▶ **Supplied material**

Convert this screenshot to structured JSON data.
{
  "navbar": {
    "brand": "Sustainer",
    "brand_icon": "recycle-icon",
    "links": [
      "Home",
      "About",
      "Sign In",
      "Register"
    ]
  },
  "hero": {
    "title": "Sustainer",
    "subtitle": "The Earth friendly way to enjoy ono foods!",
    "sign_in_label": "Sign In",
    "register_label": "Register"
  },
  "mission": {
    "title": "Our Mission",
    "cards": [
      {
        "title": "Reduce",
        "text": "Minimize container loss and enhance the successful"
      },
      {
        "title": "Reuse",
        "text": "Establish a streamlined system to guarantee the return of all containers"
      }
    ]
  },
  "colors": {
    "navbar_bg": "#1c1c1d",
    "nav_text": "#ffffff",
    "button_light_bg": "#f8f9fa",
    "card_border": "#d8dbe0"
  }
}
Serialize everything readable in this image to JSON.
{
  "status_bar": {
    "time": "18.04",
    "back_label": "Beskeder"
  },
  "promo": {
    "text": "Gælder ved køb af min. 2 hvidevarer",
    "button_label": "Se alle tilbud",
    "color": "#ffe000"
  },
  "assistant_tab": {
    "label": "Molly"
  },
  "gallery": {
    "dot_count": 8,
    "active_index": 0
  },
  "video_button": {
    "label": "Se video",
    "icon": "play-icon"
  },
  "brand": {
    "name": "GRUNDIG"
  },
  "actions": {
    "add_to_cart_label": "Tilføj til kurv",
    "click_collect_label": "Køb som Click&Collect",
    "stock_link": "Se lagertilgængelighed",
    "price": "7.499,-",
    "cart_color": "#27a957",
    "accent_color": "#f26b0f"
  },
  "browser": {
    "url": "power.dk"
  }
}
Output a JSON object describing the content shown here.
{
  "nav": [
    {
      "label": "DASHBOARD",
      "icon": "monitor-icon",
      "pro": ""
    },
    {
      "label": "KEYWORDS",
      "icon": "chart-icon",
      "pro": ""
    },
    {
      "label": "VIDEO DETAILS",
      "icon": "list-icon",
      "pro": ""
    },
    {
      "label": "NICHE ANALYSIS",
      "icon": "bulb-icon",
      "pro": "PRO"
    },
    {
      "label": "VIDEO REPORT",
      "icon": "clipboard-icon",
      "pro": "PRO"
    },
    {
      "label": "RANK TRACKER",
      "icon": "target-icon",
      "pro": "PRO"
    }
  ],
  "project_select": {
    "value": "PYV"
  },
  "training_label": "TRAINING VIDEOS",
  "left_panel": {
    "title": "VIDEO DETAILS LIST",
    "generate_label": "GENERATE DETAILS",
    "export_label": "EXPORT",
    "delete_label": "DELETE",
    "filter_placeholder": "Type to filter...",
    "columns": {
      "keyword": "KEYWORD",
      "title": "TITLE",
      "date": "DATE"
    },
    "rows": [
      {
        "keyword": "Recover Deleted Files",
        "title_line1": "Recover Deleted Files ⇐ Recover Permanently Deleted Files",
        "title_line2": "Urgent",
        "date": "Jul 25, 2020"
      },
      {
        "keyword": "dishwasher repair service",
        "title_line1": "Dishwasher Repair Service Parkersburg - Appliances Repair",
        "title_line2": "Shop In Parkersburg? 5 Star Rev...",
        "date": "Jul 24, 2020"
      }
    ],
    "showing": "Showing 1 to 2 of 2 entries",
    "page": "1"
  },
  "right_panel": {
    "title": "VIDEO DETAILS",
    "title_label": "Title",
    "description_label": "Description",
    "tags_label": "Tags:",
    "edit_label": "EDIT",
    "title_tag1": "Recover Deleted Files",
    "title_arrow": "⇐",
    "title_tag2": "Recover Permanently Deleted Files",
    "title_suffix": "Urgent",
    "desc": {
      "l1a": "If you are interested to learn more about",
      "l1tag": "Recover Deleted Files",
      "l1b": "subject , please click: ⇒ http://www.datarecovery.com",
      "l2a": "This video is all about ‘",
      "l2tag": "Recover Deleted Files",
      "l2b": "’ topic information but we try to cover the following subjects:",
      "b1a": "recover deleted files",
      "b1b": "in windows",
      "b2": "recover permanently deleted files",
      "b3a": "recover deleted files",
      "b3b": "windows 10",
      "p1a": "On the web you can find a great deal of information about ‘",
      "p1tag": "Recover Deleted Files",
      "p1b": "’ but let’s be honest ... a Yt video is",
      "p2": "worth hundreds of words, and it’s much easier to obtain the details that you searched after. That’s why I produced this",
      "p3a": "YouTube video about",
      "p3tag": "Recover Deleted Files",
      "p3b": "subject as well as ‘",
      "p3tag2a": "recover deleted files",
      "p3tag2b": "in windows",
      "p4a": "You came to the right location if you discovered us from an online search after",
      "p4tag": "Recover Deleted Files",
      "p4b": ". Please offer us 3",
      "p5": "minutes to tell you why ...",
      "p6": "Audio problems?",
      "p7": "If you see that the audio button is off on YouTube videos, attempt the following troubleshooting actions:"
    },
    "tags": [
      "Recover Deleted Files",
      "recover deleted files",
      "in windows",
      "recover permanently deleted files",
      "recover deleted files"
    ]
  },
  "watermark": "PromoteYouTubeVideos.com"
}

▶ **Job**
Reproduce the whole listing word for word.

▶ **Task output**
Convert this screenshot to structured JSON data.
{
  "navbar": {
    "brand": "Sustainer",
    "brand_icon": "recycle-icon",
    "links": [
      "Home",
      "About",
      "Sign In",
      "Register"
    ]
  },
  "hero": {
    "title": "Sustainer",
    "subtitle": "The Earth friendly way to enjoy ono foods!",
    "sign_in_label": "Sign In",
    "register_label": "Register"
  },
  "mission": {
    "title": "Our Mission",
    "cards": [
      {
        "title": "Reduce",
        "text": "Minimize container loss and enhance the successful"
      },
      {
        "title": "Reuse",
        "text": "Establish a streamlined system to guarantee the return of all containers"
      }
    ]
  },
  "colors": {
    "navbar_bg": "#1c1c1d",
    "nav_text": "#ffffff",
    "button_light_bg": "#f8f9fa",
    "card_border": "#d8dbe0"
  }
}
Serialize everything readable in this image to JSON.
{
  "status_bar": {
    "time": "18.04",
    "back_label": "Beskeder"
  },
  "promo": {
    "text": "Gælder ved køb af min. 2 hvidevarer",
    "button_label": "Se alle tilbud",
    "color": "#ffe000"
  },
  "assistant_tab": {
    "label": "Molly"
  },
  "gallery": {
    "dot_count": 8,
    "active_index": 0
  },
  "video_button": {
    "label": "Se video",
    "icon": "play-icon"
  },
  "brand": {
    "name": "GRUNDIG"
  },
  "actions": {
    "add_to_cart_label": "Tilføj til kurv",
    "click_collect_label": "Køb som Click&Collect",
    "stock_link": "Se lagertilgængelighed",
    "price": "7.499,-",
    "cart_color": "#27a957",
    "accent_color": "#f26b0f"
  },
  "browser": {
    "url": "power.dk"
  }
}
Output a JSON object describing the content shown here.
{
  "nav": [
    {
      "label": "DASHBOARD",
      "icon": "monitor-icon",
      "pro": ""
    },
    {
      "label": "KEYWORDS",
      "icon": "chart-icon",
      "pro": ""
    },
    {
      "label": "VIDEO DETAILS",
      "icon": "list-icon",
      "pro": ""
    },
    {
      "label": "NICHE ANALYSIS",
      "icon": "bulb-icon",
      "pro": "PRO"
    },
    {
      "label": "VIDEO REPORT",
      "icon": "clipboard-icon",
      "pro": "PRO"
    },
    {
      "label": "RANK TRACKER",
      "icon": "target-icon",
      "pro": "PRO"
    }
  ],
  "project_select": {
    "value": "PYV"
  },
  "training_label": "TRAINING VIDEOS",
  "left_panel": {
    "title": "VIDEO DETAILS LIST",
    "generate_label": "GENERATE DETAILS",
    "export_label": "EXPORT",
    "delete_label": "DELETE",
    "filter_placeholder": "Type to filter...",
    "columns": {
      "keyword": "KEYWORD",
      "title": "TITLE",
      "date": "DATE"
    },
    "rows": [
      {
        "keyword": "Recover Deleted Files",
        "title_line1": "Recover Deleted Files ⇐ Recover Permanently Deleted Files",
        "title_line2": "Urgent",
        "date": "Jul 25, 2020"
      },
      {
        "keyword": "dishwasher repair service",
        "title_line1": "Dishwasher Repair Service Parkersburg - Appliances Repair",
        "title_line2": "Shop In Parkersburg? 5 Star Rev...",
        "date": "Jul 24, 2020"
      }
    ],
    "showing": "Showing 1 to 2 of 2 entries",
    "page": "1"
  },
  "right_panel": {
    "title": "VIDEO DETAILS",
    "title_label": "Title",
    "description_label": "Description",
    "tags_label": "Tags:",
    "edit_label": "EDIT",
    "title_tag1": "Recover Deleted Files",
    "title_arrow": "⇐",
    "title_tag2": "Recover Permanently Deleted Files",
    "title_suffix": "Urgent",
    "desc": {
      "l1a": "If you are interested to learn more about",
      "l1tag": "Recover Deleted Files",
      "l1b": "subject , please click: ⇒ http://www.datarecovery.com",
      "l2a": "This video is all about ‘",
      "l2tag": "Recover Deleted Files",
      "l2b": "’ topic information but we try to cover the following subjects:",
      "b1a": "recover deleted files",
      "b1b": "in windows",
      "b2": "recover permanently deleted files",
      "b3a": "recover deleted files",
      "b3b": "windows 10",
      "p1a": "On the web you can find a great deal of information about ‘",
      "p1tag": "Recover Deleted Files",
      "p1b": "’ but let’s be honest ... a Yt video is",
      "p2": "worth hundreds of words, and it’s much easier to obtain the details that you searched after. That’s why I produced this",
      "p3a": "YouTube video about",
      "p3tag": "Recover Deleted Files",
      "p3b": "subject as well as ‘",
      "p3tag2a": "recover deleted files",
      "p3tag2b": "in windows",
      "p4a": "You came to the right location if you discovered us from an online search after",
      "p4tag": "Recover Deleted Files",
      "p4b": ". Please offer us 3",
      "p5": "minutes to tell you why ...",
      "p6": "Audio problems?",
      "p7": "If you see that the audio button is off on YouTube videos, attempt the following troubleshooting actions:"
    },
    "tags": [
      "Recover Deleted Files",
      "recover deleted files",
      "in windows",
      "recover permanently deleted files",
      "recover deleted files"
    ]
  },
  "watermark": "PromoteYouTubeVideos.com"
}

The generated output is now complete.